## DATA FOR THIS TASK
--- BEGIN ---

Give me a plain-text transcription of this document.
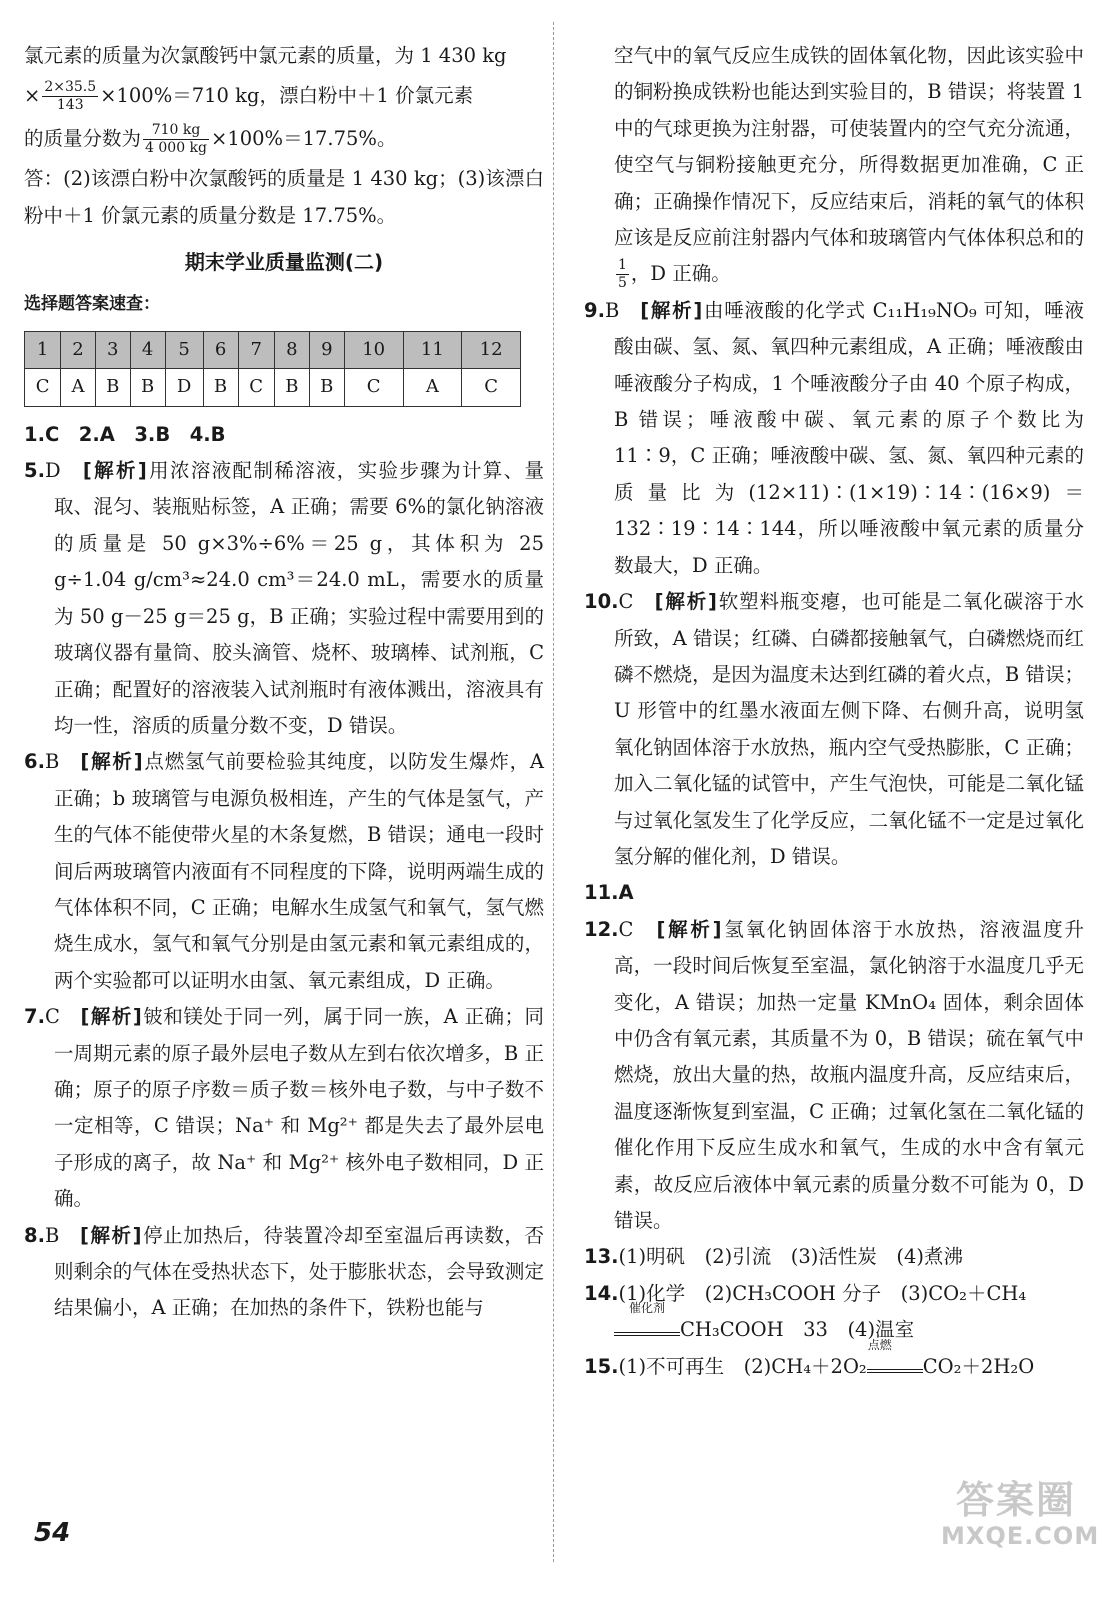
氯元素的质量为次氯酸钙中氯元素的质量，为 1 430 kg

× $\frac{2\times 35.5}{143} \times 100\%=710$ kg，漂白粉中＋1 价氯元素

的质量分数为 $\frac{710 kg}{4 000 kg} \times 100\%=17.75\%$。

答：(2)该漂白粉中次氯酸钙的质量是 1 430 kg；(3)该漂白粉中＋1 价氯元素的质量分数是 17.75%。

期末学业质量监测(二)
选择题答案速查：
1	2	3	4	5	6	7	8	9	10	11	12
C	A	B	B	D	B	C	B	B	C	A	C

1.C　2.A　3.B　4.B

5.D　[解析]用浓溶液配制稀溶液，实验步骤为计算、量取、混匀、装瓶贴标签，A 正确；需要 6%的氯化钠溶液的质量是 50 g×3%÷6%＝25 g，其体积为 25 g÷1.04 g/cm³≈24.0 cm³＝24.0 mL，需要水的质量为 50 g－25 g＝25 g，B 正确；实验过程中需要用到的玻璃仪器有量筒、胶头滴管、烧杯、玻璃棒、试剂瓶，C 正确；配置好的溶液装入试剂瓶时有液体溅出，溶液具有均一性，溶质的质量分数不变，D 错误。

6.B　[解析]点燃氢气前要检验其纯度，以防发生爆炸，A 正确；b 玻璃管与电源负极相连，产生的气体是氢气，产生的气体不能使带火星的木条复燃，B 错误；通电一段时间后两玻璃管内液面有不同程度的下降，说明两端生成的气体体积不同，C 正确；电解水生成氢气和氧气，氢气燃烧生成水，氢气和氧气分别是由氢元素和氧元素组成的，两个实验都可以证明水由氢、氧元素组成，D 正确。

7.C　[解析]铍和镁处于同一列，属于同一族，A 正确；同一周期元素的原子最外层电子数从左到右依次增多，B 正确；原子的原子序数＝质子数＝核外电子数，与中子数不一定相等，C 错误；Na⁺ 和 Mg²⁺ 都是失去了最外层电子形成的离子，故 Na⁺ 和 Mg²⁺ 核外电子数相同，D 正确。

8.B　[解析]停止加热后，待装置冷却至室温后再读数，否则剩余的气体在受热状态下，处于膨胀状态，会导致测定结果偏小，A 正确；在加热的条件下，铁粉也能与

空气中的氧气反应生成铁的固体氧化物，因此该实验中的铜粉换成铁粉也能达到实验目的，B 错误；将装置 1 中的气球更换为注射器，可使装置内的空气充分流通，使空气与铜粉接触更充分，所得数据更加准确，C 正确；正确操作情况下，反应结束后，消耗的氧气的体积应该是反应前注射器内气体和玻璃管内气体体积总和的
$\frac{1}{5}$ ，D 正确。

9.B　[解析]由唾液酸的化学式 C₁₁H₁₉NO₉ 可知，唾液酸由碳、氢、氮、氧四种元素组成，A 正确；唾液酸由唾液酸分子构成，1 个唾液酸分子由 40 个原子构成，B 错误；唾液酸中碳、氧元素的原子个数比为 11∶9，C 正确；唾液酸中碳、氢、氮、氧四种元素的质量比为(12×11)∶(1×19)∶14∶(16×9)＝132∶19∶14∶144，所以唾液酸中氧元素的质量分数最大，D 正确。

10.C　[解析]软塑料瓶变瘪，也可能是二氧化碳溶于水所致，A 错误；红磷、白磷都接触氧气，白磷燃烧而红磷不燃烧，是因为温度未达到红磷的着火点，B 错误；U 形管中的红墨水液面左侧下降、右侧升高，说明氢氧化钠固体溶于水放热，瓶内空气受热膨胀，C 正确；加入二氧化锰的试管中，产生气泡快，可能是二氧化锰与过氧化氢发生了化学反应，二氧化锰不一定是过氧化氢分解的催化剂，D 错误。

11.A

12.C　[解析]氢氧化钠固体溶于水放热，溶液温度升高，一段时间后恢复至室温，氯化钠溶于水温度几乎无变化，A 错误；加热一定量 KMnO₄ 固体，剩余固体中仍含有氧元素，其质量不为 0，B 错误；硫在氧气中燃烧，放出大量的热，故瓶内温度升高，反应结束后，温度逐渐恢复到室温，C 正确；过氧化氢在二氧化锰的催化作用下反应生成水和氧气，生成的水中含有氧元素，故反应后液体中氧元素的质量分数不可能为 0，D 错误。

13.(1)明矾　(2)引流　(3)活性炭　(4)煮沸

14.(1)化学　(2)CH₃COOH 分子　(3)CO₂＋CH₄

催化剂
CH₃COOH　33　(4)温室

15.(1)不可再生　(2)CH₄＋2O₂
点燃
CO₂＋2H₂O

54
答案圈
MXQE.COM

--- END ---
--- BEGIN ---

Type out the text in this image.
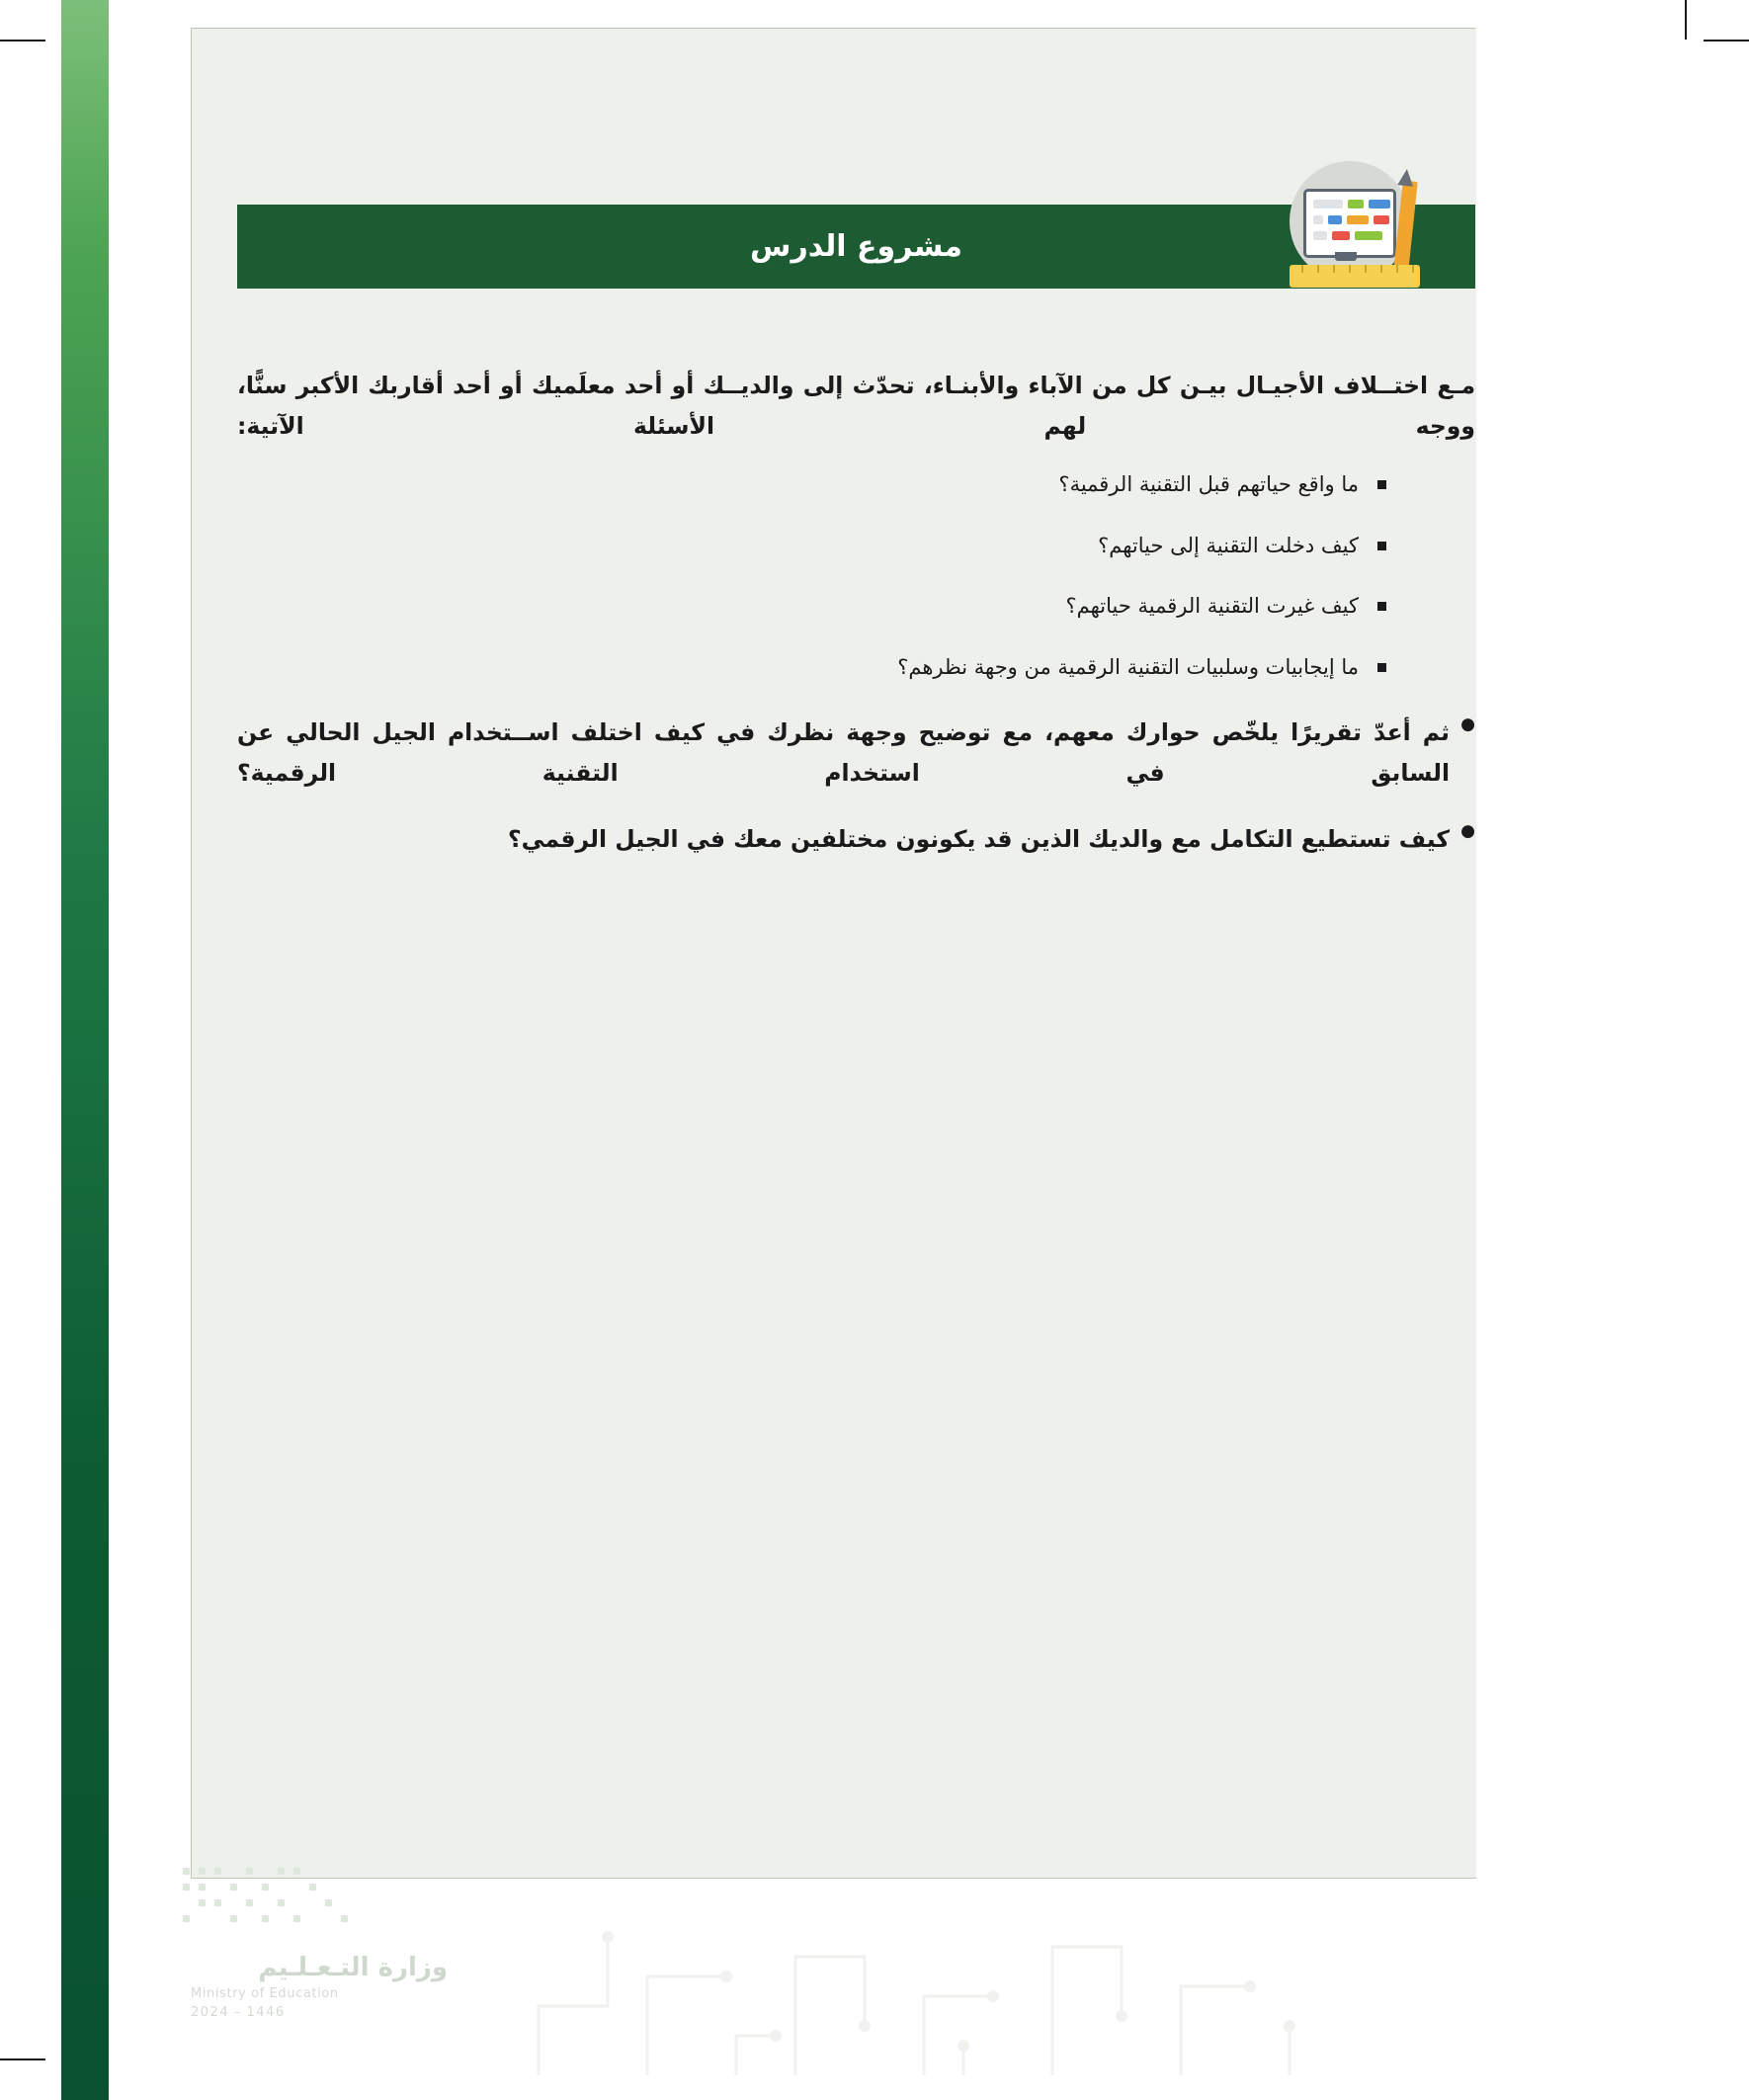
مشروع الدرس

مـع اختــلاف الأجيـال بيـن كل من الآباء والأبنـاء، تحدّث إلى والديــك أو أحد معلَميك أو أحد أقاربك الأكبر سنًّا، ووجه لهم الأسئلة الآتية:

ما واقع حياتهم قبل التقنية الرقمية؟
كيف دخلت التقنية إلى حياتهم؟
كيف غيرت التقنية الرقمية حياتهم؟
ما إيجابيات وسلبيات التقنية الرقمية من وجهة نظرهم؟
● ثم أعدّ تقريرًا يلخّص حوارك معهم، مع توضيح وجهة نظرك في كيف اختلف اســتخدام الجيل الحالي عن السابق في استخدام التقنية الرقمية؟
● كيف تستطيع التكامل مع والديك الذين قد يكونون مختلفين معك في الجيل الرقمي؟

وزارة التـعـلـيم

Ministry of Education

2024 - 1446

--- END ---
--- BEGIN ---

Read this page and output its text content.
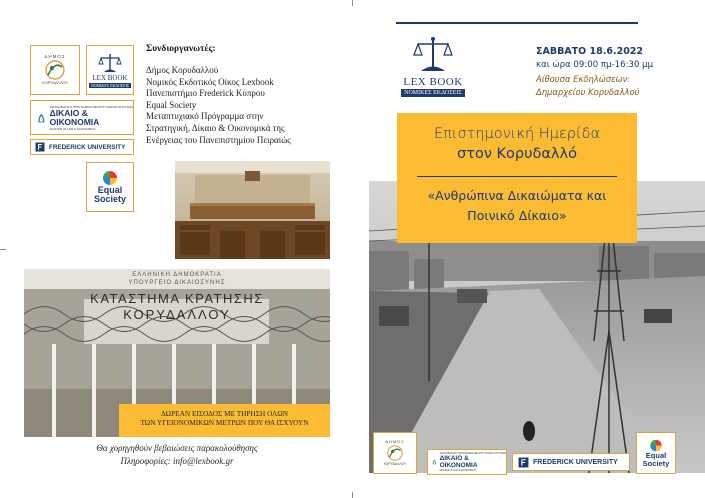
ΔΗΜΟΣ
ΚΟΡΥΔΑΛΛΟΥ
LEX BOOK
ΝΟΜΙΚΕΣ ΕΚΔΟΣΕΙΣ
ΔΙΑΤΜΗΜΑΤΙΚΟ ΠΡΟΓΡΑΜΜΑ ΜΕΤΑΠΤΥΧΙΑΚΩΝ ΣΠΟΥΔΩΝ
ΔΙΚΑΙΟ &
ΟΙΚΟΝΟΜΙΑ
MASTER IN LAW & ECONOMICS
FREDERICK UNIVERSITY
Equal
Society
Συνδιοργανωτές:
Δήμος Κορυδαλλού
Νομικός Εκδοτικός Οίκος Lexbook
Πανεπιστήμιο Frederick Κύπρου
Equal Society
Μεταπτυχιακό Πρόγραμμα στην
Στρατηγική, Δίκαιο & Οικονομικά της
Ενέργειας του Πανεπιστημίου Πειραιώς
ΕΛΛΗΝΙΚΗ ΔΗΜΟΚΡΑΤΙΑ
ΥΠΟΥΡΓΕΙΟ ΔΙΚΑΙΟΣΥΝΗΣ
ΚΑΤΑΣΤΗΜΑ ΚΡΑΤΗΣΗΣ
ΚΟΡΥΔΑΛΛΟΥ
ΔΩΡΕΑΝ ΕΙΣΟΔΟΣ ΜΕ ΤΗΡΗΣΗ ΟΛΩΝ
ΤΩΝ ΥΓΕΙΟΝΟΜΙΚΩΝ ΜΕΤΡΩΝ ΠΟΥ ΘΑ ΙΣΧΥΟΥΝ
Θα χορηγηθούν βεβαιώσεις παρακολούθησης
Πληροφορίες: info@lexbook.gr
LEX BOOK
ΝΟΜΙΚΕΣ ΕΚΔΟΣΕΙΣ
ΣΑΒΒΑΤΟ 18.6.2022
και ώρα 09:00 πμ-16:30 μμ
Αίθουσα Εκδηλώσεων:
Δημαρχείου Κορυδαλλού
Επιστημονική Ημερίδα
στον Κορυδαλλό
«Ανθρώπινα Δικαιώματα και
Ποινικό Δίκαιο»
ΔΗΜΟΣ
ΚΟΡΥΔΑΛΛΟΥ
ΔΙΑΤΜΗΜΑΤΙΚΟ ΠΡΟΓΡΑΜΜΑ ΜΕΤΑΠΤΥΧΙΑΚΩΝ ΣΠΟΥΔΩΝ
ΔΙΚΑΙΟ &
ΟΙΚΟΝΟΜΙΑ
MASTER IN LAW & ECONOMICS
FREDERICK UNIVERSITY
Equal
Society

--- END ---

Go through the records and show every line with the string "反应结束后" in it.

## RESPONSE
空气中的氧气反应生成铁的固体氧化物，因此该实验中的铜粉换成铁粉也能达到实验目的，B 错误；将装置 1 中的气球更换为注射器，可使装置内的空气充分流通，使空气与铜粉接触更充分，所得数据更加准确，C 正确；正确操作情况下，反应结束后，消耗的氧气的体积应该是反应前注射器内气体和玻璃管内气体体积总和的
12.C　[解析]氢氧化钠固体溶于水放热，溶液温度升高，一段时间后恢复至室温，氯化钠溶于水温度几乎无变化，A 错误；加热一定量 KMnO₄ 固体，剩余固体中仍含有氧元素，其质量不为 0，B 错误；硫在氧气中燃烧，放出大量的热，故瓶内温度升高，反应结束后，温度逐渐恢复到室温，C 正确；过氧化氢在二氧化锰的催化作用下反应生成水和氧气，生成的水中含有氧元素，故反应后液体中氧元素的质量分数不可能为 0，D 错误。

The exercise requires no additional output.